- **Excerpted passage**:
════

This week we sat down with Iker Bujeda, aka @fashionhoarder247, for the latest instalment in our 5Qs and 5As series. After moving to Copenhagen, his interests in the sneaker scene really took off. As one of Spain’s up and coming YouTube influencers, Iker has been producing sneaker and streetwear content for a number of years now. His content is designed to help educate his subscribers on how to cop limited sneakers for a small price.
You can probably imagine, this has made him something of a figure in Spain’s sneaker community. His commitment to good content has gained him nearly 50,000 subscribers in just a short time. This weeks’ conversation is one of our favourites so far so make sure you check it out. Take a look at Iker’s YouTube and get yourself educated on the latest sneaker news! Also, keep your eyes peeled on Iker’s Instagram where he’ll have a special code for his followers…
Hi, it’s great to have you here. Can you please introduce yourself?

════

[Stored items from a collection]
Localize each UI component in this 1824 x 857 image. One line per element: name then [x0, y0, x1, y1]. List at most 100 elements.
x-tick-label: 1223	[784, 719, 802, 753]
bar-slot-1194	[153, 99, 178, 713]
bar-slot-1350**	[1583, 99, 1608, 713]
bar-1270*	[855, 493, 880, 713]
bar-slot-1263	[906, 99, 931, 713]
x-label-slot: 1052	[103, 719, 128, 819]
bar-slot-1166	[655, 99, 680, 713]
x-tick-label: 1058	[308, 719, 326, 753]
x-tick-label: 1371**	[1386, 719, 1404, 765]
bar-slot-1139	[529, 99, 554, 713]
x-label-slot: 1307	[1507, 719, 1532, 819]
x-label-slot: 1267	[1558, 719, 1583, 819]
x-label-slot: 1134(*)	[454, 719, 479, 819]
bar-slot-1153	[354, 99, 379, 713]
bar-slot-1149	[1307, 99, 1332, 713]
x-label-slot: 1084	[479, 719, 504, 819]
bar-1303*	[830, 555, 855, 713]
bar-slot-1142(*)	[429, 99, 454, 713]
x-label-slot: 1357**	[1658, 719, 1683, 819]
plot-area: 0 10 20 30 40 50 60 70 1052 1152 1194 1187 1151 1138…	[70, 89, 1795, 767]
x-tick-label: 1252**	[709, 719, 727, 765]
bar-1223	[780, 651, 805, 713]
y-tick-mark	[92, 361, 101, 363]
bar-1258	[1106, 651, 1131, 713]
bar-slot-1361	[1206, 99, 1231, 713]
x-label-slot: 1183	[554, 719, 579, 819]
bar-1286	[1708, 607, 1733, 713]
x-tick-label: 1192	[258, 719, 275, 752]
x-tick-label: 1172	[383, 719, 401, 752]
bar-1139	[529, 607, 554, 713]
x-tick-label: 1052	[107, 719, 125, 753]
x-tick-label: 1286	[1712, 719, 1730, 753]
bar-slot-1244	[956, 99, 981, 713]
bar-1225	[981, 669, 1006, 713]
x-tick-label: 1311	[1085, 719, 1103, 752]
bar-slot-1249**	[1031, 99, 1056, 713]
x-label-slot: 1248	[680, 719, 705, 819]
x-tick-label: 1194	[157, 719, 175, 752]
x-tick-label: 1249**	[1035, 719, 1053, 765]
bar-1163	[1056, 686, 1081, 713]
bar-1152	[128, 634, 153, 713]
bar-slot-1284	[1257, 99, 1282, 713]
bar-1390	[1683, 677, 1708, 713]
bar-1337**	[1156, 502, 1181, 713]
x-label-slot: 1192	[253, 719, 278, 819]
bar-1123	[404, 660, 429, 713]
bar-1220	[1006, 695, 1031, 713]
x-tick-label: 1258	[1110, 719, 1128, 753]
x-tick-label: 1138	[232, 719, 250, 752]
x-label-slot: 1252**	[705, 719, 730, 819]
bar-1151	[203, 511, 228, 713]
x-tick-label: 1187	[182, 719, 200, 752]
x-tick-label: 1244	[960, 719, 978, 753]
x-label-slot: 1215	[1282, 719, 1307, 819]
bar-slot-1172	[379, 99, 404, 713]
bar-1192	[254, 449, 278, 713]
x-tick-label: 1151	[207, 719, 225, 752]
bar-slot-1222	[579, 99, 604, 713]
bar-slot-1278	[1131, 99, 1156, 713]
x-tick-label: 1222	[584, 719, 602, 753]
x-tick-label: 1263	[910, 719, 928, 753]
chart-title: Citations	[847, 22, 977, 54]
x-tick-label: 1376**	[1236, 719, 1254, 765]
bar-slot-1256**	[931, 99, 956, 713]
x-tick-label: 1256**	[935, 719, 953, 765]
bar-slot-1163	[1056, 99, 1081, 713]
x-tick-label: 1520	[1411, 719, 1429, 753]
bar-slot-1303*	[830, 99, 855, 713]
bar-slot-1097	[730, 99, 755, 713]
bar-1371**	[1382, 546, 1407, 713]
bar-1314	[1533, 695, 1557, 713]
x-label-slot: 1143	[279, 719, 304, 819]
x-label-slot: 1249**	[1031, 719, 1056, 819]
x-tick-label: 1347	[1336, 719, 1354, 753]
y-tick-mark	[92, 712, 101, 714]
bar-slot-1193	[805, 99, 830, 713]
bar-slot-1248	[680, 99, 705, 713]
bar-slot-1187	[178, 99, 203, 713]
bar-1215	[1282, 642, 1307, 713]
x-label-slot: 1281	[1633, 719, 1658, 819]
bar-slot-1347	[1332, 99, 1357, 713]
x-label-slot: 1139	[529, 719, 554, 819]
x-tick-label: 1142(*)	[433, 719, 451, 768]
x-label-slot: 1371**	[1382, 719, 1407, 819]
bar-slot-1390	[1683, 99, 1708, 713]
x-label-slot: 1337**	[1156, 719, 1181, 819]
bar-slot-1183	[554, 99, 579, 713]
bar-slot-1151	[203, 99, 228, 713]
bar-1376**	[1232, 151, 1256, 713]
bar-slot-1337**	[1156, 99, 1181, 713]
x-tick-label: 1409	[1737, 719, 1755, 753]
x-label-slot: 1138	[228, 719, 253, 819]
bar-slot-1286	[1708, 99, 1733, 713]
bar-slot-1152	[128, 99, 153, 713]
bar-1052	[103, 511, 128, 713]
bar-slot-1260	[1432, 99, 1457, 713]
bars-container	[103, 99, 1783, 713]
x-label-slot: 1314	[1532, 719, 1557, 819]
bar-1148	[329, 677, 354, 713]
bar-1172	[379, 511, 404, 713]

════

- **Exercises**:
1. Write out the part of the Iker Bujeda interview between "You can probably" and "please introduce yourself?", inclusive.
2. List every place and every online platform named in the Iker Bujeda interview.
3. Carry on the Iker Bujeda interview from the point where it stops.
The items stand apart from the Iker Bujeda interview and are separate material.

- **Outputs in order**:
1.
You can probably imagine, this has made him something of a figure in Spain’s sneaker community. His commitment to good content has gained him nearly 50,000 subscribers in just a short time. This weeks’ conversation is one of our favourites so far so make sure you check it out. Take a look at Iker’s YouTube and get yourself educated on the latest sneaker news! Also, keep your eyes peeled on Iker’s Instagram where he’ll have a special code for his followers…
Hi, it’s great to have you here. Can you please introduce yourself?

2. Copenhagen, Spain, YouTube, Instagram

3.
Thanks for having me. My name is Iker, I am 27 years old, and a regular guy from Spain who started Fashion Hoarder. I come from a pretty humble family so I got into the sneaker game quite late. When I was younger, I didn’t have the chance because sneakers always seemed so expensive to me.
In a way, I guess you could say I have been into streetwear since I was around 12. I was very into skating at that time, so I wore a lot of Globe and DC rather than usual sneaker brands. However, I was always painting graffiti or even rapping, so I got more interested in urban culture from a young age. Streetwear is important to me because it’s more about regular people and their style.
How did your passion for sneakers start?
As I mentioned before, I wasn’t really interested in traditional brands and exclusive sneakers, I just wanted to dress like a regular skate guy. Around five years ago I moved to Copenhagen and that’s really where my passion all start. To be honest, I should probably thank my girlfriend for getting me into it all.
I used to spend a lot of money on dumb things so I would never have a lot of nice clothes or sneakers. In fact, I think I had about two pairs but they were just really beat up. My girlfriend suggested that I start spending the money on sneakers, streetwear and accessories. Pretty soon after that, I got heavily involved in buying Moschino and then in 2017 I really discovered the sneaker community thanks to a friend.
After that, I started watching YouTube videos and then fell down the rabbit hole. I’m sure that most sneakerheads can relate to!
What are your sneaker prediction for 2021?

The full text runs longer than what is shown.